→ **Provided passage**
::::::::

Task A. Ignore the text (reviews) and run a classification model with the numeric data (you can use standard methods like logistic regression, k-nearest neighbors or anything else). What is the best accuracy of your model with numeric data?

Just try logistic regression

In [19]:
data = readData(0.2, random_state=8)
train_1, test_1 = generateTrainTest(data, 0.7, random_state=8)
X_train, y_train = splitXY(train_1)
model_1 = logistic_model(X_train, y_train)
X_test, y_test = splitXY(test_1)
prediction = model_1.predict(X_test)
printAccuracy(prediction, y_test)


  readData:     0.121 seconds
generateTrainTest:     0.006 seconds
generateFormula:     0.001 seconds
generateFormula:     0.001 seconds
Accuracy: 0.6706

Task B. Perform a supervised classification on a subset of the corpus using the reviews only. You can write your code in Python or R. What accuracy do you get from this text mining exercise?


In [20]:
data["wc"] = data.Review.map(review2wc)
train_2, test_2 = generateTrainTest(data, 0.7, random_state=8)


generateTrainTest:     0.004 seconds

In [21]:
classifier = NBClassifier()
classifier.fit(train_2, "wc", "target")
prediction = classifier.predict(test_2, threshold=3.5)
printAccuracy(prediction, test_2.target)


token_count:     0.092 seconds
token_count:     0.033 seconds
token_count:     0.019 seconds
 term_prob:     0.009 seconds
 term_prob:     0.055 seconds
  log_prob:     0.008 seconds
Accuracy: 0.6822

The accuracy of NB is similar to logistic regression.

Task C. Combine the numeric data and the text classification model (in task B) to create a “hybrid” model. It is your task to figure out how to do this. Now run this hybrid classification model and compare the results with those in A and B. Does the numeric data add to the predictive power relative to text?

Add a column of scores generated from the Naive Bayes classifier to the data, and rerun logistic regression on all numeric variables

In [22]:
data["total_score"] = classifier.predict(data, threshold=3.5)
train_3, test_3 = generateTrainTest(data, 0.7, random_state=8)
X_train, y_train = splitXY(train_3)
model_2 = logistic_model(X_train, y_train)
X_test, y_test = splitXY(test_3)
prediction = model_2.predict(X_test)
printAccuracy(prediction, y_test)

::::::::

→ **Dataset entries**
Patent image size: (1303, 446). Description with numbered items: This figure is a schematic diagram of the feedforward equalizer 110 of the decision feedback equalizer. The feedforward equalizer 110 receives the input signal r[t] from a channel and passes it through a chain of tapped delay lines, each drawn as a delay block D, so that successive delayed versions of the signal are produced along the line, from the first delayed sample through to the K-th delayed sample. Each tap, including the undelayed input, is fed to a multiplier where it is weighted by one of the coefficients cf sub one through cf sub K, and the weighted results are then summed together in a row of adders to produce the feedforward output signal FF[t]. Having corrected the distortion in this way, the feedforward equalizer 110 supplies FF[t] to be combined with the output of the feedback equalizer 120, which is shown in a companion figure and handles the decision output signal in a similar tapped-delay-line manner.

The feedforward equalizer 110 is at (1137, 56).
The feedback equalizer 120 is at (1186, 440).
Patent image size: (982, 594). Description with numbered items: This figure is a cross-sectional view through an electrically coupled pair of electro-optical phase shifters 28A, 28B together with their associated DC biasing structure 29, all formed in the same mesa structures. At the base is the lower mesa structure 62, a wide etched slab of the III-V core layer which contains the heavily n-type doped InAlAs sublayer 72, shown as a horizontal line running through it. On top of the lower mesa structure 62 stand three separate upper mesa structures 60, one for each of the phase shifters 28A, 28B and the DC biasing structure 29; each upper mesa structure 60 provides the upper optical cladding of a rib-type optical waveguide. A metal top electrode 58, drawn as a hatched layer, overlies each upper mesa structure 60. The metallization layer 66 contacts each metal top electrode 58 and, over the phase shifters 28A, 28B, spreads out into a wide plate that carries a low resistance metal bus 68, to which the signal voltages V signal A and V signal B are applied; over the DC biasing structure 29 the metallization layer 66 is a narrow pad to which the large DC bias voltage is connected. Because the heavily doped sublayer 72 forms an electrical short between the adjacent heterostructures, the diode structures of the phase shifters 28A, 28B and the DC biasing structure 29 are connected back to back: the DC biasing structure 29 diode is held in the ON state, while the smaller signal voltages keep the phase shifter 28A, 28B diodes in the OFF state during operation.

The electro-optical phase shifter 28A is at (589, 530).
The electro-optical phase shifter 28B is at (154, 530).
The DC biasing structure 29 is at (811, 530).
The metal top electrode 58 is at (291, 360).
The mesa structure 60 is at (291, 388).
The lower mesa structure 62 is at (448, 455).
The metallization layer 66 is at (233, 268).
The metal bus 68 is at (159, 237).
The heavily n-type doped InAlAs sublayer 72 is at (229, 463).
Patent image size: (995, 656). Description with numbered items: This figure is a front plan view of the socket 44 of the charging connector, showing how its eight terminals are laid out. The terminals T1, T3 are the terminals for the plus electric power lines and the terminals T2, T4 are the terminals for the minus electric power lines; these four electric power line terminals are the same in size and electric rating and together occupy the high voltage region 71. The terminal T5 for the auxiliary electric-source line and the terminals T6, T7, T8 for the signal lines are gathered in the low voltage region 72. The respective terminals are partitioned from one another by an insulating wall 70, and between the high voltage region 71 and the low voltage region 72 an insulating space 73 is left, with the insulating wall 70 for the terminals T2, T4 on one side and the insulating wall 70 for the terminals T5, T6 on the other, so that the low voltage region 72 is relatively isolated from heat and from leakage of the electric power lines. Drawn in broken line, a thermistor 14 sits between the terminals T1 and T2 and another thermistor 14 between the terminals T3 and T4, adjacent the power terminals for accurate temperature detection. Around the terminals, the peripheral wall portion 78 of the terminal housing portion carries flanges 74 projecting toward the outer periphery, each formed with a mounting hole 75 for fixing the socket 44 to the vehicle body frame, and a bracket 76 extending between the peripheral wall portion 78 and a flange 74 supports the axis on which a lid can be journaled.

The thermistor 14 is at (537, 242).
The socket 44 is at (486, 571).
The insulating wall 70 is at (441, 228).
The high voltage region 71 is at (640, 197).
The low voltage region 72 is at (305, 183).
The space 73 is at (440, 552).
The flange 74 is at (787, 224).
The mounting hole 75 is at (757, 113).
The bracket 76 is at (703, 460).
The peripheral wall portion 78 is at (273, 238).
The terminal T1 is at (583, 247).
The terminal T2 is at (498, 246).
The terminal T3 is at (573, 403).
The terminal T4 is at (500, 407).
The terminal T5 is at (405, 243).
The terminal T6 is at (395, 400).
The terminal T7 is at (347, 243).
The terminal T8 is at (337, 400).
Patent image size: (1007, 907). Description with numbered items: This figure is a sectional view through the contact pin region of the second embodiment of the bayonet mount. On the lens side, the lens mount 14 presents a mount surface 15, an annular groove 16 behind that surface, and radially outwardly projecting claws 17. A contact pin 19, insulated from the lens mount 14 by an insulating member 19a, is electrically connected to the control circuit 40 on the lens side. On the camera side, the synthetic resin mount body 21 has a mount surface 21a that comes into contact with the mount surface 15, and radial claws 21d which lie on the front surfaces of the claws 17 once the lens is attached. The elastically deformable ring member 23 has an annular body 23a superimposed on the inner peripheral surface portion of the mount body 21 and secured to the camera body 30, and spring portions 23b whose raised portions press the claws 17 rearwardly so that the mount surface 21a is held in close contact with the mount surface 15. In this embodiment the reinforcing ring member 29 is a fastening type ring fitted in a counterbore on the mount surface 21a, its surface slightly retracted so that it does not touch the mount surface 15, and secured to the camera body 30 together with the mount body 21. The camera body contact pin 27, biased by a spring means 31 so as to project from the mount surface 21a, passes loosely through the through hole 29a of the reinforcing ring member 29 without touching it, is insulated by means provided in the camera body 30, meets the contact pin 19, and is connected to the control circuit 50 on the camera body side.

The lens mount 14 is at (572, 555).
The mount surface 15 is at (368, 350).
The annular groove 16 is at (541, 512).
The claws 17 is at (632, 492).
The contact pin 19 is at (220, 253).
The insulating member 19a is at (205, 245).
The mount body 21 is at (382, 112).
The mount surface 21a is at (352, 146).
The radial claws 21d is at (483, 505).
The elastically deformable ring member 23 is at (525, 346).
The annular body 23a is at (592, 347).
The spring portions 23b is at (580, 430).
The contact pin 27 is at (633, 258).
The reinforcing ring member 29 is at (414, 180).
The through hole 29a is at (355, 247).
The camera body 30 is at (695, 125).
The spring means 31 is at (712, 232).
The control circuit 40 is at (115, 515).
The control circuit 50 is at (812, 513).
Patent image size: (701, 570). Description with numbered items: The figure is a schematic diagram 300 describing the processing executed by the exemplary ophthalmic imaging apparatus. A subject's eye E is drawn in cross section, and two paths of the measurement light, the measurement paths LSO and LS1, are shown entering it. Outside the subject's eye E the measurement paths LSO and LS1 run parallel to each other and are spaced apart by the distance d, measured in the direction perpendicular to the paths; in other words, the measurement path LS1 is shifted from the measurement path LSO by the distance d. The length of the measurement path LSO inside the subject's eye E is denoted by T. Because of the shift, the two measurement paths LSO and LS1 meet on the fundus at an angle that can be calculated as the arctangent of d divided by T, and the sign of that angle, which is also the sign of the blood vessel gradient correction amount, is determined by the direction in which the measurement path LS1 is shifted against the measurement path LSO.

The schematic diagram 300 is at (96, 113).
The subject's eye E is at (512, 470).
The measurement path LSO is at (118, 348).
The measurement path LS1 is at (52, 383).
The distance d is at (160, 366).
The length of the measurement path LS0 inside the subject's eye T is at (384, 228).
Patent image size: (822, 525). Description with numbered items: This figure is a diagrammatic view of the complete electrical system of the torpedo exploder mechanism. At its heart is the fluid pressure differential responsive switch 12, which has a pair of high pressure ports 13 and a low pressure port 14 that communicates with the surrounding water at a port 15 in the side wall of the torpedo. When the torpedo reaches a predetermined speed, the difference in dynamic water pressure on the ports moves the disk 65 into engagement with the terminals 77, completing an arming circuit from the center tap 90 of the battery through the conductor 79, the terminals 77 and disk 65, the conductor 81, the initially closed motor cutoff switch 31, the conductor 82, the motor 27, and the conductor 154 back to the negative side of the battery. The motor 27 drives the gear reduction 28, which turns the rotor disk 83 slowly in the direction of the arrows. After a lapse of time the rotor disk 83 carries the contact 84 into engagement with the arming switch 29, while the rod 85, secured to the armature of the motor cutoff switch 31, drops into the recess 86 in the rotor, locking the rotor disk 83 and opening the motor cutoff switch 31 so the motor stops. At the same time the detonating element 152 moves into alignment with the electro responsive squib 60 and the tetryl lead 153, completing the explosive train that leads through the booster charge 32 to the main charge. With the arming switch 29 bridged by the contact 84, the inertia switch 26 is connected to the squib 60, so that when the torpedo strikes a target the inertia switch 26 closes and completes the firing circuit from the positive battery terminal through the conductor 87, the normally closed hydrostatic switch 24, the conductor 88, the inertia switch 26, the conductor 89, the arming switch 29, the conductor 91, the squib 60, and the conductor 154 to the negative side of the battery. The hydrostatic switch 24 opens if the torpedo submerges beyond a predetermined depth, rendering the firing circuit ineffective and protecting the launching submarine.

::::::::

→ **Exercise tasks**
[1] Using the review classification walkthrough, explain why a column of Naive Bayes scores is added to the data in Task C.
[2] Continue the review classification walkthrough from its final line.
These entries have no connection to the review classification walkthrough.

→ **Task responses**
[1] Task C asks for a hybrid model that combines the numeric data with the text classification model from Task B. Adding the Naive Bayes scores as a column turns the text model's output into a numeric variable. Logistic regression can then be rerun on all the numeric variables together.

[2]
generateTrainTest:     0.004 seconds
generateFormula:     0.001 seconds
generateFormula:     0.001 seconds
Accuracy: 0.6822

The accuracy is not significantly higher.

Task D. Use unsupervised sentiment analysis on the reviews (with SentiStrength or any other tool) and use the sentiment scores to predict high/low rating. Compare and contrast the results of tasks B and D. What can you conclude from your analysis?

Vector angle approach

Compare each review with a totally biased positive/negative review, and compare the ratio of $\frac{\cos \langle review, positive \rangle}{\cos \langle review, positive \rangle}$ with a user specified threshold.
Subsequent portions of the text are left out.